Aim:
In the rows below, render the part that opens with the line containing "86, 787, 100]" and closes with the line containing "- site-info-icon[interactable]: ⚙: [158, 50, 169, 64]" as a Markdown table with the columns Number and Entry. Number each line in order and skip any blank lines.

____________________

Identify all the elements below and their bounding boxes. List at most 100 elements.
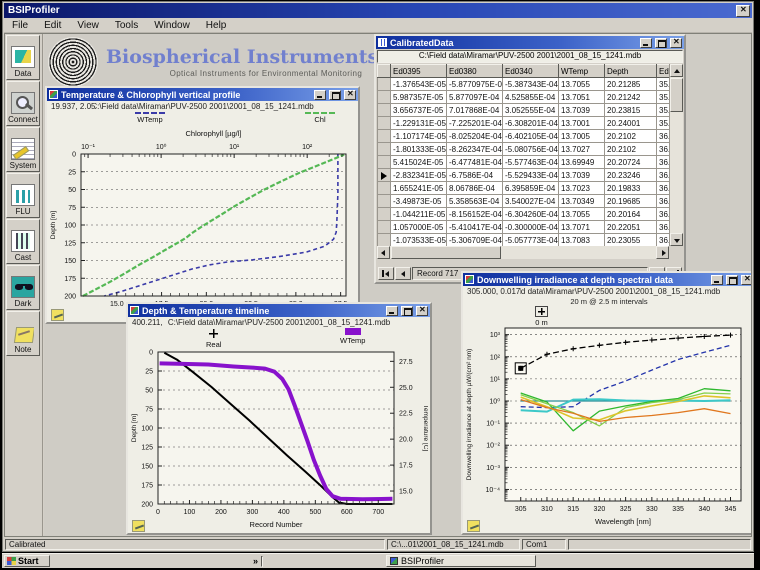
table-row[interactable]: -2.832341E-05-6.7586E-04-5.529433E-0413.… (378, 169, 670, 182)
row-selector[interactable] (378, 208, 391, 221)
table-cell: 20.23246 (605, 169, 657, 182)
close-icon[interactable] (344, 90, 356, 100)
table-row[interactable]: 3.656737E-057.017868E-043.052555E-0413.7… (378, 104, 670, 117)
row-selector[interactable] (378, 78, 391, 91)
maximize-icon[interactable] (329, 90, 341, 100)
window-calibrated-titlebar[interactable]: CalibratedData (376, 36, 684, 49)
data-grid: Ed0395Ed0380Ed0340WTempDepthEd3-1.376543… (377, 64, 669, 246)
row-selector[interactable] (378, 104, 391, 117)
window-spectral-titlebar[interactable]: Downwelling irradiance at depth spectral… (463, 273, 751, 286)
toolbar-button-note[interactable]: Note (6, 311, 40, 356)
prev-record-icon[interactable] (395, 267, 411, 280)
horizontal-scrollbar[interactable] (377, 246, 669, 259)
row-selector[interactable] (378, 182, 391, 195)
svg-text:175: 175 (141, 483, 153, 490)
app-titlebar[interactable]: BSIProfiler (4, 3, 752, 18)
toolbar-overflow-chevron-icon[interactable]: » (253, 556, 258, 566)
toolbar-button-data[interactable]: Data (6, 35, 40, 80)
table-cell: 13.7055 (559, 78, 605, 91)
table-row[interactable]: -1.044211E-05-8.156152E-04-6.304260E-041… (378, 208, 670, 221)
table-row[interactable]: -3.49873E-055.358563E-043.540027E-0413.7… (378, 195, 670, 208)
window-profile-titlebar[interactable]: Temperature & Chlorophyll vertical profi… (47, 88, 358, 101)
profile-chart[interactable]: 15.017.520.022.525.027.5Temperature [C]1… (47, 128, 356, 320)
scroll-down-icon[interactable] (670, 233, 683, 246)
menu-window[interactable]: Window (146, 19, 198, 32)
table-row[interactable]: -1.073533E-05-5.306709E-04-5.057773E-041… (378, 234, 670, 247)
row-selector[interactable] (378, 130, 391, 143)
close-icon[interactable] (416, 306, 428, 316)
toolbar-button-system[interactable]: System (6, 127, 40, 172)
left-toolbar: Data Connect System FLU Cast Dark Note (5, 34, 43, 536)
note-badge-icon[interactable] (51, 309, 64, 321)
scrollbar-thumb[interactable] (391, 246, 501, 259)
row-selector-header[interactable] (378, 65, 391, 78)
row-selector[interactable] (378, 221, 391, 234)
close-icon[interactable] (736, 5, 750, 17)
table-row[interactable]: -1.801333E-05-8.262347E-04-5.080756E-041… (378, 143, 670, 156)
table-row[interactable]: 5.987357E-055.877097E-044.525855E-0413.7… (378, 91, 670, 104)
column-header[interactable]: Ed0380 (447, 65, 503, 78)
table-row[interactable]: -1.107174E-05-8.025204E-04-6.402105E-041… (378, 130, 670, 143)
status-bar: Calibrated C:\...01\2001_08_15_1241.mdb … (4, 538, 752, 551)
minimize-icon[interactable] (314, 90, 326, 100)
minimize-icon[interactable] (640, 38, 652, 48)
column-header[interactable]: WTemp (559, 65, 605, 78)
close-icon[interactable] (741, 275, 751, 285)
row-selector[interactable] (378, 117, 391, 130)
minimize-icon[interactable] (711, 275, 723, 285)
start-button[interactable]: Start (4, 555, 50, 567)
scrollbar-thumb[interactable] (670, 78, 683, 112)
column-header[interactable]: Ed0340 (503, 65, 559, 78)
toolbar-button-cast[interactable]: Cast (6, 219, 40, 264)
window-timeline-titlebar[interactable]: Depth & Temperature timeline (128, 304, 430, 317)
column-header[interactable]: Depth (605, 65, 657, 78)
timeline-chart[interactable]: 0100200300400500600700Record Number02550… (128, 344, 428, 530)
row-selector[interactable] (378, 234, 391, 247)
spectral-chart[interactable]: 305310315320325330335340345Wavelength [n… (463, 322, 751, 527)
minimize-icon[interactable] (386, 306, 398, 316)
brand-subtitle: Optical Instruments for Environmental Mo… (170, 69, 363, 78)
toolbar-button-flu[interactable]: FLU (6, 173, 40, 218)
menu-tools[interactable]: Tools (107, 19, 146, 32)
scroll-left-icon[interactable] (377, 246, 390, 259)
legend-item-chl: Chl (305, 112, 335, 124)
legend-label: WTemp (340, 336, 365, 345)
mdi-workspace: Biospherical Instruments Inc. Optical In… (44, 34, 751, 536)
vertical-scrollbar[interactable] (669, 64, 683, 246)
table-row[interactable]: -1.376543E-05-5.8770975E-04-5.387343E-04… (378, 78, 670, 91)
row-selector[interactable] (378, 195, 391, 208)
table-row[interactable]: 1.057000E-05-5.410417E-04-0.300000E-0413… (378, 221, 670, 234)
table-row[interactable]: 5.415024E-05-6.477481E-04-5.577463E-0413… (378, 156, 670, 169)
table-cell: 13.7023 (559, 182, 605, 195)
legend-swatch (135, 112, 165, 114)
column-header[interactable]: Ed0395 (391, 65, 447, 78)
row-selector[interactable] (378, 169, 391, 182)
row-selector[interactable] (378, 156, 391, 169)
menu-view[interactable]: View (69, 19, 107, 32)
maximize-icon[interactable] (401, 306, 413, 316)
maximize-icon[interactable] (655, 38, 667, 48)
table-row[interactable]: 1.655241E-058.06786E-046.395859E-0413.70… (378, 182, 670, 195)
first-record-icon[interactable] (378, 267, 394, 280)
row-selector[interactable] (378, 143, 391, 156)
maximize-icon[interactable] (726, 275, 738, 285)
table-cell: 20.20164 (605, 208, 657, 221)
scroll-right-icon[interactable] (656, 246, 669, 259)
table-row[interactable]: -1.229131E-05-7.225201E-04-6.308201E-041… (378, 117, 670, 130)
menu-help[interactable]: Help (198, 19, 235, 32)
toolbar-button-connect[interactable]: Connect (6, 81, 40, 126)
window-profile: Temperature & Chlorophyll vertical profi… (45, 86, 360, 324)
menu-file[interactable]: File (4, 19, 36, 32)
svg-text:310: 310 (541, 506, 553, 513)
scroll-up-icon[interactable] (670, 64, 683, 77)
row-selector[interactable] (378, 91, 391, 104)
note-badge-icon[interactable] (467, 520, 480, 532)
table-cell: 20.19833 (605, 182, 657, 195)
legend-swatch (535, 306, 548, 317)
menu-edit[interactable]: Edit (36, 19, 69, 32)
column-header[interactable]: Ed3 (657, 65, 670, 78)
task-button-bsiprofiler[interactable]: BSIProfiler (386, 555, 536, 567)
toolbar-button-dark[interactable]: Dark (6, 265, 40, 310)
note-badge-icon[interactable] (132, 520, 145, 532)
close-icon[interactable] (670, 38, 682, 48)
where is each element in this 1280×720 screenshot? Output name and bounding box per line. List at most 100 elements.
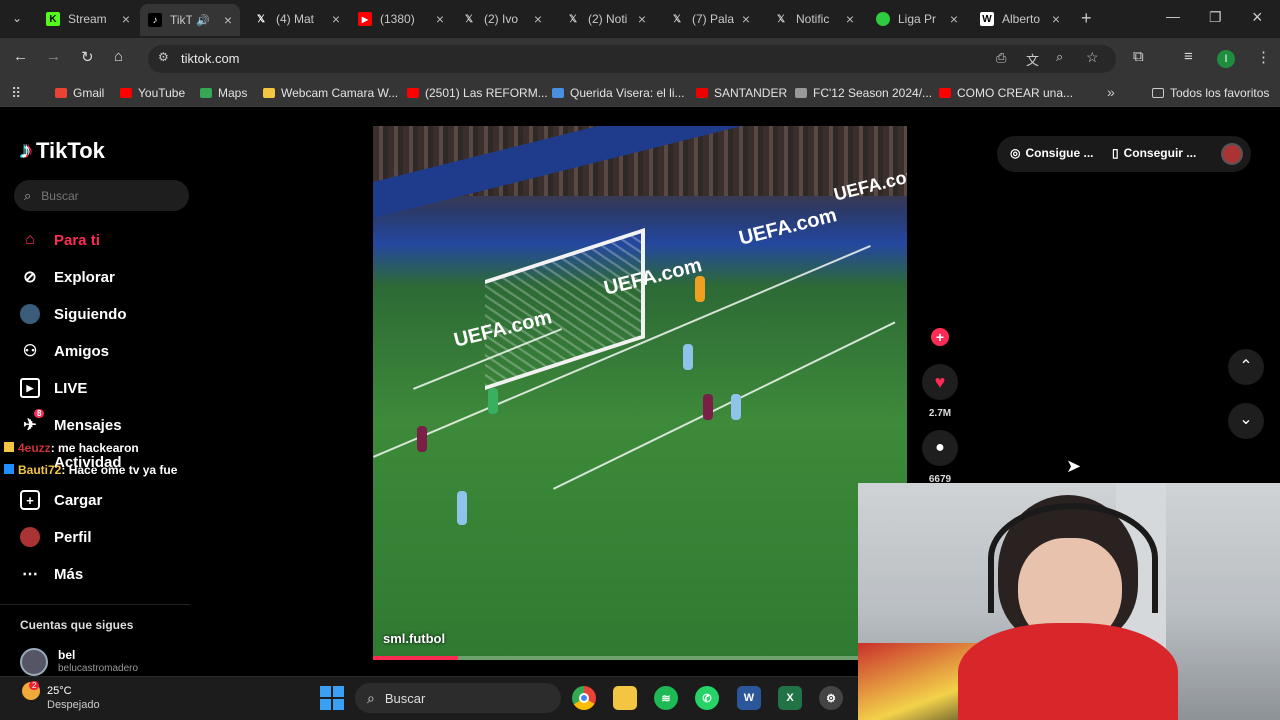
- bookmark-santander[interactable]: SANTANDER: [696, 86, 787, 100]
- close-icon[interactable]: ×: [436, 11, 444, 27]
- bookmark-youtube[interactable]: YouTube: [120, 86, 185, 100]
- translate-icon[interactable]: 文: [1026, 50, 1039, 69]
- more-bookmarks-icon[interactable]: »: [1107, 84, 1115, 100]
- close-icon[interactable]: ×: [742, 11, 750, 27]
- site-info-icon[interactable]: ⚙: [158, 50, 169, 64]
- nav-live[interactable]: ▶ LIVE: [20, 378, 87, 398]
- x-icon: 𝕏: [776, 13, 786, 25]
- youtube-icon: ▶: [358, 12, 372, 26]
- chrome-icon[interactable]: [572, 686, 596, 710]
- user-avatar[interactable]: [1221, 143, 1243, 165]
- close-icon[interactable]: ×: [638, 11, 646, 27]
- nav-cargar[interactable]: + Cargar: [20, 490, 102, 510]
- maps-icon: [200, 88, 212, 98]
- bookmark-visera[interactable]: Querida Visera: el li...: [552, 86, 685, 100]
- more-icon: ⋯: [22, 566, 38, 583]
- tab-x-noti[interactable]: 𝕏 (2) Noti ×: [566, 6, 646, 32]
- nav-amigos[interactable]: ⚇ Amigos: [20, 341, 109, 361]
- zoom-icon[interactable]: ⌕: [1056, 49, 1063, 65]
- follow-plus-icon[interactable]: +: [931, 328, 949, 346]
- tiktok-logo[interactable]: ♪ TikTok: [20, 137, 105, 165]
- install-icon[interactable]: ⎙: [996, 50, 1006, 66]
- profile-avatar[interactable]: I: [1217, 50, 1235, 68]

____________________

Expected output:
| Number | Entry |
|---|---|
| 1 | - bookmark-santander[interactable]: SANTANDER: [696, 86, 787, 100] |
| 2 | - close-icon[interactable]: ×: [436, 11, 444, 27] |
| 3 | - bookmark-youtube[interactable]: YouTube: [120, 86, 185, 100] |
| 4 | - translate-icon[interactable]: 文: [1026, 50, 1039, 69] |
| 5 | - more-bookmarks-icon[interactable]: »: [1107, 84, 1115, 100] |
| 6 | - close-icon[interactable]: ×: [742, 11, 750, 27] |
| 7 | - site-info-icon[interactable]: ⚙: [158, 50, 169, 64] |